(Data records)
++++++

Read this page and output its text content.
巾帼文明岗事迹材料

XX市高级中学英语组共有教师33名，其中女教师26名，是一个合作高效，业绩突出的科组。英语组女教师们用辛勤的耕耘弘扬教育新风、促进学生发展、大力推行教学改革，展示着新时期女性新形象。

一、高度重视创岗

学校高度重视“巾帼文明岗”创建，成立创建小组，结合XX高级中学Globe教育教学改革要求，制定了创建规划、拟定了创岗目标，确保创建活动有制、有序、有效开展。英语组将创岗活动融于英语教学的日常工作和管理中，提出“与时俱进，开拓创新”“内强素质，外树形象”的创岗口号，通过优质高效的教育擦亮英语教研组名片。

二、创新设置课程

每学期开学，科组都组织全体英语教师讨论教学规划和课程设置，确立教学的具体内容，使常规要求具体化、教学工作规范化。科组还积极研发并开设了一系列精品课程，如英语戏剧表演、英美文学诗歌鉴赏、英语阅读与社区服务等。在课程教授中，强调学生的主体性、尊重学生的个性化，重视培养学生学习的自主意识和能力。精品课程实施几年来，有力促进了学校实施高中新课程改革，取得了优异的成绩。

++++++

WRITTEN INSTRUCTION:
Take the entries above and transcribe them exactly.

CORRECT RESULT:
Read this page and output its text content.
巾帼文明岗事迹材料

XX市高级中学英语组共有教师33名，其中女教师26名，是一个合作高效，业绩突出的科组。英语组女教师们用辛勤的耕耘弘扬教育新风、促进学生发展、大力推行教学改革，展示着新时期女性新形象。

一、高度重视创岗

学校高度重视“巾帼文明岗”创建，成立创建小组，结合XX高级中学Globe教育教学改革要求，制定了创建规划、拟定了创岗目标，确保创建活动有制、有序、有效开展。英语组将创岗活动融于英语教学的日常工作和管理中，提出“与时俱进，开拓创新”“内强素质，外树形象”的创岗口号，通过优质高效的教育擦亮英语教研组名片。

二、创新设置课程

每学期开学，科组都组织全体英语教师讨论教学规划和课程设置，确立教学的具体内容，使常规要求具体化、教学工作规范化。科组还积极研发并开设了一系列精品课程，如英语戏剧表演、英美文学诗歌鉴赏、英语阅读与社区服务等。在课程教授中，强调学生的主体性、尊重学生的个性化，重视培养学生学习的自主意识和能力。精品课程实施几年来，有力促进了学校实施高中新课程改革，取得了优异的成绩。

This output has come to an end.